Recorded data:
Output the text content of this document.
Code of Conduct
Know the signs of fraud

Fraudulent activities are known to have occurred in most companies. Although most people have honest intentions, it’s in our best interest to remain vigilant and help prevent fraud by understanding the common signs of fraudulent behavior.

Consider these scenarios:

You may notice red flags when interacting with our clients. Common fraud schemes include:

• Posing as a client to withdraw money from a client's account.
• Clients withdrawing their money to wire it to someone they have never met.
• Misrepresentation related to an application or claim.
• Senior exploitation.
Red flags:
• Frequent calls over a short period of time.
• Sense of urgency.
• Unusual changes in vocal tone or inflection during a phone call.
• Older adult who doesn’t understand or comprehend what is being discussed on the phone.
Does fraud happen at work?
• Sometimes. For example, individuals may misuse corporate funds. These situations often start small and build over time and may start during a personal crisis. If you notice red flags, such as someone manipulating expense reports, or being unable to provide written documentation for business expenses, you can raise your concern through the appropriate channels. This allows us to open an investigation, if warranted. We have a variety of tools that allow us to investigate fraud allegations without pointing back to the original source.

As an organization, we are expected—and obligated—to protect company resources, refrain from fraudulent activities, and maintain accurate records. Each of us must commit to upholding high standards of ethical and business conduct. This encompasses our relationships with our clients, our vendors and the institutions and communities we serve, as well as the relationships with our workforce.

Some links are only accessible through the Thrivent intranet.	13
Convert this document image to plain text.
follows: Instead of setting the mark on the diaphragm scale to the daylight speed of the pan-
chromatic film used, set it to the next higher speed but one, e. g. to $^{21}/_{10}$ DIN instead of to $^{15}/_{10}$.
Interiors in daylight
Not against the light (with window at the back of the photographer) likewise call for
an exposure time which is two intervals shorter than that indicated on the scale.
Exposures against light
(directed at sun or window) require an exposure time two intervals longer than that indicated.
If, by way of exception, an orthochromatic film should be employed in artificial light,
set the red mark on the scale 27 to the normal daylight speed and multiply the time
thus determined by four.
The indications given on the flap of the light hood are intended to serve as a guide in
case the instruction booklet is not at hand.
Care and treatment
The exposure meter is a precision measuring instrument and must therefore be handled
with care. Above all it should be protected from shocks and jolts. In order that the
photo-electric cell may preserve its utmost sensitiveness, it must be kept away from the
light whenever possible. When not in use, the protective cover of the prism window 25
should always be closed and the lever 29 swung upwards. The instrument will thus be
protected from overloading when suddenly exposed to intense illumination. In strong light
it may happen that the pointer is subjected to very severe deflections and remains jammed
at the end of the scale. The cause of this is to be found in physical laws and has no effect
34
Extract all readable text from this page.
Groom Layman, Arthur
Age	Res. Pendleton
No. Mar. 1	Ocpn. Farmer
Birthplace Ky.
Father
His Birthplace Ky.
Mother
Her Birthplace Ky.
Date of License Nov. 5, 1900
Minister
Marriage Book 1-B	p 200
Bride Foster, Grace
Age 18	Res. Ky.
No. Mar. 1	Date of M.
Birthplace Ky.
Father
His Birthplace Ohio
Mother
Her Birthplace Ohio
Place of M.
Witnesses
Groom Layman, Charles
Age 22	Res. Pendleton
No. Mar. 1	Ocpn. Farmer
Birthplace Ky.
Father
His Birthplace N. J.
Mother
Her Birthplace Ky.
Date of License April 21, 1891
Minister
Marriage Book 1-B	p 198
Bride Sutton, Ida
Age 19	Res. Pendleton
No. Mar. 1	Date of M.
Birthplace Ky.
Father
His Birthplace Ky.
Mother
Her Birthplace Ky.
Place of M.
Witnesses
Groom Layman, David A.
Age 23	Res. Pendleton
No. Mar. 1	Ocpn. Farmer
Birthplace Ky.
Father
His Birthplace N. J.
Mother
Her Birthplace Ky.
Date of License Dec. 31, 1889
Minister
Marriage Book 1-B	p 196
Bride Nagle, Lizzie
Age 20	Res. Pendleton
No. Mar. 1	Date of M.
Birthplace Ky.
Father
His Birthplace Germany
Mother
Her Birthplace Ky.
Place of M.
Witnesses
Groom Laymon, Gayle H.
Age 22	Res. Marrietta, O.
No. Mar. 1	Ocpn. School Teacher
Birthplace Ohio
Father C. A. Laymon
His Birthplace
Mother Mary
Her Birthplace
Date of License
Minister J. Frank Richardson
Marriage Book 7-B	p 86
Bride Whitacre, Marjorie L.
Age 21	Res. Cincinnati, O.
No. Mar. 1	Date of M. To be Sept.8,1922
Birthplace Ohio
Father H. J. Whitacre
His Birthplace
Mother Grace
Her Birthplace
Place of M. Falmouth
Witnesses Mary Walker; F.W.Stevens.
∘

## WORK REQUIRED
Using the data above, repeat every line exactly.

## WRITTEN ANSWER
Output the text content of this document.
Code of Conduct
Know the signs of fraud

Fraudulent activities are known to have occurred in most companies. Although most people have honest intentions, it’s in our best interest to remain vigilant and help prevent fraud by understanding the common signs of fraudulent behavior.

Consider these scenarios:

You may notice red flags when interacting with our clients. Common fraud schemes include:

• Posing as a client to withdraw money from a client's account.
• Clients withdrawing their money to wire it to someone they have never met.
• Misrepresentation related to an application or claim.
• Senior exploitation.
Red flags:
• Frequent calls over a short period of time.
• Sense of urgency.
• Unusual changes in vocal tone or inflection during a phone call.
• Older adult who doesn’t understand or comprehend what is being discussed on the phone.
Does fraud happen at work?
• Sometimes. For example, individuals may misuse corporate funds. These situations often start small and build over time and may start during a personal crisis. If you notice red flags, such as someone manipulating expense reports, or being unable to provide written documentation for business expenses, you can raise your concern through the appropriate channels. This allows us to open an investigation, if warranted. We have a variety of tools that allow us to investigate fraud allegations without pointing back to the original source.

As an organization, we are expected—and obligated—to protect company resources, refrain from fraudulent activities, and maintain accurate records. Each of us must commit to upholding high standards of ethical and business conduct. This encompasses our relationships with our clients, our vendors and the institutions and communities we serve, as well as the relationships with our workforce.

Some links are only accessible through the Thrivent intranet.	13
Convert this document image to plain text.
follows: Instead of setting the mark on the diaphragm scale to the daylight speed of the pan-
chromatic film used, set it to the next higher speed but one, e. g. to $^{21}/_{10}$ DIN instead of to $^{15}/_{10}$.
Interiors in daylight
Not against the light (with window at the back of the photographer) likewise call for
an exposure time which is two intervals shorter than that indicated on the scale.
Exposures against light
(directed at sun or window) require an exposure time two intervals longer than that indicated.
If, by way of exception, an orthochromatic film should be employed in artificial light,
set the red mark on the scale 27 to the normal daylight speed and multiply the time
thus determined by four.
The indications given on the flap of the light hood are intended to serve as a guide in
case the instruction booklet is not at hand.
Care and treatment
The exposure meter is a precision measuring instrument and must therefore be handled
with care. Above all it should be protected from shocks and jolts. In order that the
photo-electric cell may preserve its utmost sensitiveness, it must be kept away from the
light whenever possible. When not in use, the protective cover of the prism window 25
should always be closed and the lever 29 swung upwards. The instrument will thus be
protected from overloading when suddenly exposed to intense illumination. In strong light
it may happen that the pointer is subjected to very severe deflections and remains jammed
at the end of the scale. The cause of this is to be found in physical laws and has no effect
34
Extract all readable text from this page.
Groom Layman, Arthur
Age	Res. Pendleton
No. Mar. 1	Ocpn. Farmer
Birthplace Ky.
Father
His Birthplace Ky.
Mother
Her Birthplace Ky.
Date of License Nov. 5, 1900
Minister
Marriage Book 1-B	p 200
Bride Foster, Grace
Age 18	Res. Ky.
No. Mar. 1	Date of M.
Birthplace Ky.
Father
His Birthplace Ohio
Mother
Her Birthplace Ohio
Place of M.
Witnesses
Groom Layman, Charles
Age 22	Res. Pendleton
No. Mar. 1	Ocpn. Farmer
Birthplace Ky.
Father
His Birthplace N. J.
Mother
Her Birthplace Ky.
Date of License April 21, 1891
Minister
Marriage Book 1-B	p 198
Bride Sutton, Ida
Age 19	Res. Pendleton
No. Mar. 1	Date of M.
Birthplace Ky.
Father
His Birthplace Ky.
Mother
Her Birthplace Ky.
Place of M.
Witnesses
Groom Layman, David A.
Age 23	Res. Pendleton
No. Mar. 1	Ocpn. Farmer
Birthplace Ky.
Father
His Birthplace N. J.
Mother
Her Birthplace Ky.
Date of License Dec. 31, 1889
Minister
Marriage Book 1-B	p 196
Bride Nagle, Lizzie
Age 20	Res. Pendleton
No. Mar. 1	Date of M.
Birthplace Ky.
Father
His Birthplace Germany
Mother
Her Birthplace Ky.
Place of M.
Witnesses
Groom Laymon, Gayle H.
Age 22	Res. Marrietta, O.
No. Mar. 1	Ocpn. School Teacher
Birthplace Ohio
Father C. A. Laymon
His Birthplace
Mother Mary
Her Birthplace
Date of License
Minister J. Frank Richardson
Marriage Book 7-B	p 86
Bride Whitacre, Marjorie L.
Age 21	Res. Cincinnati, O.
No. Mar. 1	Date of M. To be Sept.8,1922
Birthplace Ohio
Father H. J. Whitacre
His Birthplace
Mother Grace
Her Birthplace
Place of M. Falmouth
Witnesses Mary Walker; F.W.Stevens.
∘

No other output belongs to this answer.